- Born: 12 October 1963 (age 62) Karachi, Pakistan
- Education: University of Karachi
- Occupation: Actress
- Years active: 1984 – present
- Children: Ali Zaidi (son) Maheen Zaidi (daughter)

= Annie Zaidi (actress) =

Pakistani actress

Annie Zaidi is a Pakistani film and TV actress. She is known for her roles in dramas Dulhan, Bin Roye, Alif Allah Aur Insaan and Fitoor.

==Early life==
She was born on 12 September 1963 in Karachi, Pakistan and completed her studies from University of Karachi.

==Career==
She made her debut as an actress on PTV in 1984. She appeared in drama Chhaon. She was noted for her roles in the dramas Mohabat Subh Ka Sitara Hai, Aahista Aahista, Mausam, Zoya Sawleha, Manchahi, Bin Roye, and Dil Banjaara. She also appeared in dramas Gustakh Ishq, Alif Allah Aur Insaan, Amanat, Tabeer and Ki Jaana Main Kaun, and Yaqeen Ka Safar. Since then she appeared in dramas Uraan, Tawaan, Muqaddar, Dunk and Fitoor. In 2020, she appeared in the film House No. 242 with Sonya Hussyn and Hira Tareen.

PROVIDED MATERIAL -

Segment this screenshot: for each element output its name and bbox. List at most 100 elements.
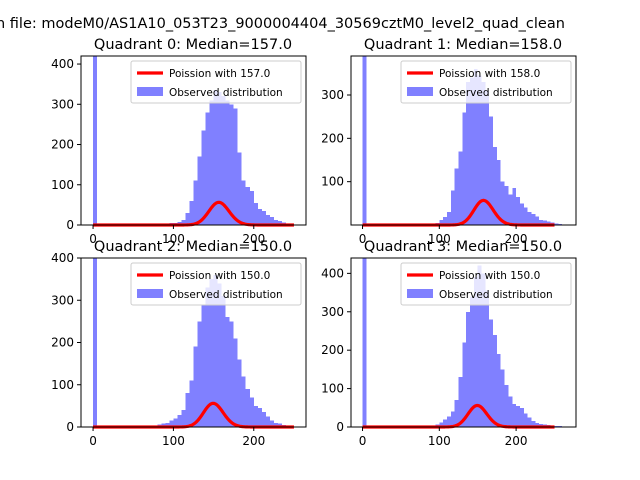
x-tick-label: 0: [89, 232, 97, 246]
histogram-bar: [489, 116, 494, 225]
histogram-bar: [504, 384, 509, 427]
subplot-title: Quadrant 2: Median=150.0: [94, 239, 292, 255]
y-tick-label: 100: [51, 378, 74, 392]
histogram-bar: [265, 416, 270, 427]
histogram-bar: [173, 418, 178, 427]
legend-observed-swatch: [137, 289, 163, 298]
histogram-bar: [217, 283, 222, 427]
legend-box: [400, 262, 572, 306]
histogram-bar: [446, 416, 451, 427]
histogram-bar: [181, 410, 186, 427]
histogram-bar: [205, 287, 210, 427]
histogram-bar: [237, 152, 242, 225]
histogram-bar: [229, 321, 234, 428]
legend-poisson-label: Poission with 157.0: [169, 68, 270, 80]
histogram-bar: [454, 400, 459, 427]
histogram-bar: [233, 338, 238, 427]
y-tick-label: 100: [51, 178, 74, 192]
histogram-bar: [477, 265, 482, 427]
x-tick-label: 0: [359, 232, 367, 246]
histogram-bar: [531, 421, 536, 427]
y-tick-label: 100: [321, 175, 344, 189]
histogram-bar: [481, 273, 486, 427]
histogram-bar: [473, 69, 478, 225]
histogram-bar: [197, 156, 202, 225]
subplot-quadrant-0: 0 100 200 0 100 200 300 400 Poission with 157.0…: [51, 37, 307, 246]
histogram-bar: [523, 413, 528, 427]
legend-box: [400, 60, 572, 104]
legend: Poission with 150.0 Observed distributio…: [130, 262, 302, 306]
histogram-bar: [213, 90, 218, 225]
histogram-bar: [193, 180, 198, 225]
histogram-bar: [249, 397, 254, 427]
axes-frame: [80, 55, 307, 226]
x-tick-label: 0: [359, 434, 367, 448]
histogram-bar: [201, 130, 206, 225]
histogram-bar: [257, 407, 262, 427]
histogram-bar: [527, 417, 532, 427]
x-tick-label: 200: [505, 232, 528, 246]
histogram-bar: [477, 75, 482, 225]
x-tick-label: 200: [505, 434, 528, 448]
legend-observed-label: Observed distribution: [439, 289, 553, 301]
histogram-bar: [165, 422, 170, 427]
histogram-bar: [512, 403, 517, 427]
histogram-bar: [233, 108, 238, 225]
histogram-bar: [458, 377, 463, 427]
histogram-bar: [527, 212, 532, 225]
x-tick-label: 100: [162, 232, 185, 246]
legend-poisson-label: Poission with 150.0: [439, 270, 540, 282]
histogram-bar: [273, 422, 278, 427]
histogram-bar: [470, 77, 474, 225]
legend-poisson-label: Poission with 158.0: [439, 68, 540, 80]
y-tick-label: 300: [51, 293, 74, 307]
plot-area: 0 100 200 0 100 200 300 400: [321, 257, 577, 448]
histogram-bar: [362, 56, 367, 225]
legend-observed-swatch: [407, 87, 433, 96]
histogram-bar: [221, 296, 226, 427]
y-tick-label: 0: [66, 420, 74, 434]
legend: Poission with 157.0 Observed distributio…: [130, 60, 302, 104]
histogram-bar: [197, 321, 202, 428]
histogram-bar: [189, 200, 194, 225]
histogram-bar: [508, 396, 513, 427]
x-tick-label: 200: [242, 434, 265, 448]
y-tick-label: 200: [321, 343, 344, 357]
x-tick-label: 100: [428, 434, 451, 448]
histogram-bar: [535, 423, 540, 427]
legend-poisson-label: Poission with 150.0: [169, 270, 270, 282]
histogram-bar: [257, 208, 262, 225]
histogram-bar: [535, 216, 540, 225]
histogram-bar: [450, 190, 455, 225]
histogram-bar: [362, 258, 367, 427]
histogram-bar: [213, 274, 218, 427]
histogram-bar: [523, 207, 528, 225]
histogram-bar: [185, 393, 190, 427]
histogram-bar: [485, 290, 490, 427]
axes-frame: [350, 55, 577, 226]
histogram-bar: [169, 420, 174, 427]
histogram-bar: [277, 220, 282, 225]
legend-observed-label: Observed distribution: [169, 289, 283, 301]
histogram-bar: [229, 104, 234, 225]
histogram-bar: [161, 423, 166, 427]
histogram-bar: [217, 92, 222, 226]
histogram-bar: [481, 82, 486, 225]
histogram-bar: [473, 277, 478, 427]
legend-observed-label: Observed distribution: [439, 87, 553, 99]
subplot-title: Quadrant 0: Median=157.0: [94, 37, 292, 53]
histogram-bar: [241, 376, 246, 427]
histogram-bar: [470, 296, 474, 427]
histogram-bar: [458, 151, 463, 225]
y-tick-label: 200: [321, 131, 344, 145]
histogram-bar: [493, 147, 497, 225]
y-tick-label: 0: [336, 420, 344, 434]
histogram-bar: [245, 388, 250, 427]
histogram-bar: [519, 407, 524, 427]
histogram-bar: [265, 214, 270, 225]
histogram-bar: [485, 90, 490, 225]
x-tick-label: 100: [162, 434, 185, 448]
y-tick-label: 100: [321, 382, 344, 396]
histogram-bar: [462, 342, 467, 427]
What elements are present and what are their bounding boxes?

GOAL 1 - In the article on Annie Zaidi, list every drama named in the sentence that starts "She was noted for her roles".
GOAL 2 - Sum up the article on Annie Zaidi in two sentences.

CORRECT RESPONSE 1 -
- Mohabat Subh Ka Sitara Hai
- Aahista Aahista
- Mausam
- Zoya Sawleha
- Manchahi
- Bin Roye
- Dil Banjaara

CORRECT RESPONSE 2 - Annie Zaidi is a Pakistani film and TV actress, born in Karachi, who studied at the University of Karachi and made her acting debut on PTV in 1984. She is known for dramas such as Dulhan, Bin Roye, Alif Allah Aur Insaan and Fitoor, and in 2020 she appeared in the film House No. 242 with Sonya Hussyn and Hira Tareen.